**Aim of the exercise:** Write out the material below again, unchanged.

[Dataset records]
------------
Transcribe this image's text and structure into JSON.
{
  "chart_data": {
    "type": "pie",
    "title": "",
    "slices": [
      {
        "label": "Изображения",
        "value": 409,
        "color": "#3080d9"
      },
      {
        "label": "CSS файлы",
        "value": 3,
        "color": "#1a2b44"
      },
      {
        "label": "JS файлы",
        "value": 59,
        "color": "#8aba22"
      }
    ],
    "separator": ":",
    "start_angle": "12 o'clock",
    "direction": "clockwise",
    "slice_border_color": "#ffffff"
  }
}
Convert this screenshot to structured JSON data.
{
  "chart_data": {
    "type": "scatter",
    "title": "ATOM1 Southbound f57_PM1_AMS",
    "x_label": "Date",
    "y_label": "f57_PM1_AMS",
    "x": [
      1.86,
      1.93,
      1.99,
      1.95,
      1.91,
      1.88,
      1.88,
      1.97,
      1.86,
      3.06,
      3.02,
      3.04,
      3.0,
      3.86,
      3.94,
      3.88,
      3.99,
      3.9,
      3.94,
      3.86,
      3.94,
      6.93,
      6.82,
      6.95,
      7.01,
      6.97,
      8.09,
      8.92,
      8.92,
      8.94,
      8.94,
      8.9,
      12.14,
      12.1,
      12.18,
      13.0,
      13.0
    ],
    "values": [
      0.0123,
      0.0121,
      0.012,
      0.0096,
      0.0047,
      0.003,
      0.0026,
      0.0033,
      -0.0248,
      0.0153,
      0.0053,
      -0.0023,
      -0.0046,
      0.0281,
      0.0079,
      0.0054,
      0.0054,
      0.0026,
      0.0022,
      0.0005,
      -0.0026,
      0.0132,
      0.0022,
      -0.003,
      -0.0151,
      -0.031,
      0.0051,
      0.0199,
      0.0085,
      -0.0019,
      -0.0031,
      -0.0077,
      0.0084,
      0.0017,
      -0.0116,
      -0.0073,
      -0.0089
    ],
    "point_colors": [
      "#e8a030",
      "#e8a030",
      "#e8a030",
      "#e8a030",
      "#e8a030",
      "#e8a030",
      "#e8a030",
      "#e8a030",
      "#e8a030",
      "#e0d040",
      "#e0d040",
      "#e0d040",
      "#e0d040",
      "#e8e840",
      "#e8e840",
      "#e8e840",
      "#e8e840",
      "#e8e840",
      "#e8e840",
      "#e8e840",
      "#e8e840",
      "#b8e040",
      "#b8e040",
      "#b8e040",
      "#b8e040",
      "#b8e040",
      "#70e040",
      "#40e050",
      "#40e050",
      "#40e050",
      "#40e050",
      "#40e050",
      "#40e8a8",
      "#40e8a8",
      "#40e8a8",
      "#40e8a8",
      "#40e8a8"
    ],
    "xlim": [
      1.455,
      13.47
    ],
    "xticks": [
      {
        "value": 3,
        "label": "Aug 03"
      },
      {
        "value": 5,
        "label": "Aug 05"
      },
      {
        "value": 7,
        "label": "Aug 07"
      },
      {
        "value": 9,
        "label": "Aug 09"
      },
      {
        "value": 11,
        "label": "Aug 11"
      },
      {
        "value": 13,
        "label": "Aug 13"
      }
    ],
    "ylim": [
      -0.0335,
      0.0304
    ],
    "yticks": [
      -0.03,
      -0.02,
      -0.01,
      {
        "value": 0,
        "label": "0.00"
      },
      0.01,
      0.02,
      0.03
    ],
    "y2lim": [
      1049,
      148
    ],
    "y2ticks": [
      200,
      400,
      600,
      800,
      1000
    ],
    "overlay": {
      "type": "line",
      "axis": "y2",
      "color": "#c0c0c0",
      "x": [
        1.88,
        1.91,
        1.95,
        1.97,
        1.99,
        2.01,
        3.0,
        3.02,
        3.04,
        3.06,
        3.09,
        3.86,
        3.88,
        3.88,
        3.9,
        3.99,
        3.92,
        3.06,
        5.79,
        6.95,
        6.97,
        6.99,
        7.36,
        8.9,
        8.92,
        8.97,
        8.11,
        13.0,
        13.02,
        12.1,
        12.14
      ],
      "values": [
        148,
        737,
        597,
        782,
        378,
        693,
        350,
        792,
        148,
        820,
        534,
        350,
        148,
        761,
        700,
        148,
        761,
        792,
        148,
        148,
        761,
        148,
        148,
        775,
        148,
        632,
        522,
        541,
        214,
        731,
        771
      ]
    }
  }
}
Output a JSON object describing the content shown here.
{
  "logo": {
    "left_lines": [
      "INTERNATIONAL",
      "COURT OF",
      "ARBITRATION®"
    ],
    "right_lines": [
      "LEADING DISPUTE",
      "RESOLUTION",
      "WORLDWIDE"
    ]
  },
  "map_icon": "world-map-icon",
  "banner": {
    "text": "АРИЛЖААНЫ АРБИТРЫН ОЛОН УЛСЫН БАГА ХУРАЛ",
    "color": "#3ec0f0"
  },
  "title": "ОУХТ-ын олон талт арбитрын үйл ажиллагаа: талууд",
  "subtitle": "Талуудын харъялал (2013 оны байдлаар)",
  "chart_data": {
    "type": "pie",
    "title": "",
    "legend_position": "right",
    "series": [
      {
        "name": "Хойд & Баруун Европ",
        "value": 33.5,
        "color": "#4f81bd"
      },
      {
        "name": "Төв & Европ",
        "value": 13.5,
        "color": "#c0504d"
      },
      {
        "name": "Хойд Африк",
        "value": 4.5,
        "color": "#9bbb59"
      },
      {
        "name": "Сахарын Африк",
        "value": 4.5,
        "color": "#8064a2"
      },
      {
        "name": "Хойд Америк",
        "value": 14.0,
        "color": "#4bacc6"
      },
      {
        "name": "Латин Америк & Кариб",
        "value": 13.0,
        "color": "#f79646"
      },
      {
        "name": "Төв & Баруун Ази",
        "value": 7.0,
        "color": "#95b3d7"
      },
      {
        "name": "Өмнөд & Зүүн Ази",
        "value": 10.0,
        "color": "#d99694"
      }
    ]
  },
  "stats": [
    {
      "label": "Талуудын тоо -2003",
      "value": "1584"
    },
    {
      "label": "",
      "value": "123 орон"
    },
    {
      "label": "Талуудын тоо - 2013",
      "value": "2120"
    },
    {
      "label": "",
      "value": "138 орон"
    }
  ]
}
------------
**Output for this exercise:**
Transcribe this image's text and structure into JSON.
{
  "chart_data": {
    "type": "pie",
    "title": "",
    "slices": [
      {
        "label": "Изображения",
        "value": 409,
        "color": "#3080d9"
      },
      {
        "label": "CSS файлы",
        "value": 3,
        "color": "#1a2b44"
      },
      {
        "label": "JS файлы",
        "value": 59,
        "color": "#8aba22"
      }
    ],
    "separator": ":",
    "start_angle": "12 o'clock",
    "direction": "clockwise",
    "slice_border_color": "#ffffff"
  }
}
Convert this screenshot to structured JSON data.
{
  "chart_data": {
    "type": "scatter",
    "title": "ATOM1 Southbound f57_PM1_AMS",
    "x_label": "Date",
    "y_label": "f57_PM1_AMS",
    "x": [
      1.86,
      1.93,
      1.99,
      1.95,
      1.91,
      1.88,
      1.88,
      1.97,
      1.86,
      3.06,
      3.02,
      3.04,
      3.0,
      3.86,
      3.94,
      3.88,
      3.99,
      3.9,
      3.94,
      3.86,
      3.94,
      6.93,
      6.82,
      6.95,
      7.01,
      6.97,
      8.09,
      8.92,
      8.92,
      8.94,
      8.94,
      8.9,
      12.14,
      12.1,
      12.18,
      13.0,
      13.0
    ],
    "values": [
      0.0123,
      0.0121,
      0.012,
      0.0096,
      0.0047,
      0.003,
      0.0026,
      0.0033,
      -0.0248,
      0.0153,
      0.0053,
      -0.0023,
      -0.0046,
      0.0281,
      0.0079,
      0.0054,
      0.0054,
      0.0026,
      0.0022,
      0.0005,
      -0.0026,
      0.0132,
      0.0022,
      -0.003,
      -0.0151,
      -0.031,
      0.0051,
      0.0199,
      0.0085,
      -0.0019,
      -0.0031,
      -0.0077,
      0.0084,
      0.0017,
      -0.0116,
      -0.0073,
      -0.0089
    ],
    "point_colors": [
      "#e8a030",
      "#e8a030",
      "#e8a030",
      "#e8a030",
      "#e8a030",
      "#e8a030",
      "#e8a030",
      "#e8a030",
      "#e8a030",
      "#e0d040",
      "#e0d040",
      "#e0d040",
      "#e0d040",
      "#e8e840",
      "#e8e840",
      "#e8e840",
      "#e8e840",
      "#e8e840",
      "#e8e840",
      "#e8e840",
      "#e8e840",
      "#b8e040",
      "#b8e040",
      "#b8e040",
      "#b8e040",
      "#b8e040",
      "#70e040",
      "#40e050",
      "#40e050",
      "#40e050",
      "#40e050",
      "#40e050",
      "#40e8a8",
      "#40e8a8",
      "#40e8a8",
      "#40e8a8",
      "#40e8a8"
    ],
    "xlim": [
      1.455,
      13.47
    ],
    "xticks": [
      {
        "value": 3,
        "label": "Aug 03"
      },
      {
        "value": 5,
        "label": "Aug 05"
      },
      {
        "value": 7,
        "label": "Aug 07"
      },
      {
        "value": 9,
        "label": "Aug 09"
      },
      {
        "value": 11,
        "label": "Aug 11"
      },
      {
        "value": 13,
        "label": "Aug 13"
      }
    ],
    "ylim": [
      -0.0335,
      0.0304
    ],
    "yticks": [
      -0.03,
      -0.02,
      -0.01,
      {
        "value": 0,
        "label": "0.00"
      },
      0.01,
      0.02,
      0.03
    ],
    "y2lim": [
      1049,
      148
    ],
    "y2ticks": [
      200,
      400,
      600,
      800,
      1000
    ],
    "overlay": {
      "type": "line",
      "axis": "y2",
      "color": "#c0c0c0",
      "x": [
        1.88,
        1.91,
        1.95,
        1.97,
        1.99,
        2.01,
        3.0,
        3.02,
        3.04,
        3.06,
        3.09,
        3.86,
        3.88,
        3.88,
        3.9,
        3.99,
        3.92,
        3.06,
        5.79,
        6.95,
        6.97,
        6.99,
        7.36,
        8.9,
        8.92,
        8.97,
        8.11,
        13.0,
        13.02,
        12.1,
        12.14
      ],
      "values": [
        148,
        737,
        597,
        782,
        378,
        693,
        350,
        792,
        148,
        820,
        534,
        350,
        148,
        761,
        700,
        148,
        761,
        792,
        148,
        148,
        761,
        148,
        148,
        775,
        148,
        632,
        522,
        541,
        214,
        731,
        771
      ]
    }
  }
}
Output a JSON object describing the content shown here.
{
  "logo": {
    "left_lines": [
      "INTERNATIONAL",
      "COURT OF",
      "ARBITRATION®"
    ],
    "right_lines": [
      "LEADING DISPUTE",
      "RESOLUTION",
      "WORLDWIDE"
    ]
  },
  "map_icon": "world-map-icon",
  "banner": {
    "text": "АРИЛЖААНЫ АРБИТРЫН ОЛОН УЛСЫН БАГА ХУРАЛ",
    "color": "#3ec0f0"
  },
  "title": "ОУХТ-ын олон талт арбитрын үйл ажиллагаа: талууд",
  "subtitle": "Талуудын харъялал (2013 оны байдлаар)",
  "chart_data": {
    "type": "pie",
    "title": "",
    "legend_position": "right",
    "series": [
      {
        "name": "Хойд & Баруун Европ",
        "value": 33.5,
        "color": "#4f81bd"
      },
      {
        "name": "Төв & Европ",
        "value": 13.5,
        "color": "#c0504d"
      },
      {
        "name": "Хойд Африк",
        "value": 4.5,
        "color": "#9bbb59"
      },
      {
        "name": "Сахарын Африк",
        "value": 4.5,
        "color": "#8064a2"
      },
      {
        "name": "Хойд Америк",
        "value": 14.0,
        "color": "#4bacc6"
      },
      {
        "name": "Латин Америк & Кариб",
        "value": 13.0,
        "color": "#f79646"
      },
      {
        "name": "Төв & Баруун Ази",
        "value": 7.0,
        "color": "#95b3d7"
      },
      {
        "name": "Өмнөд & Зүүн Ази",
        "value": 10.0,
        "color": "#d99694"
      }
    ]
  },
  "stats": [
    {
      "label": "Талуудын тоо -2003",
      "value": "1584"
    },
    {
      "label": "",
      "value": "123 орон"
    },
    {
      "label": "Талуудын тоо - 2013",
      "value": "2120"
    },
    {
      "label": "",
      "value": "138 орон"
    }
  ]
}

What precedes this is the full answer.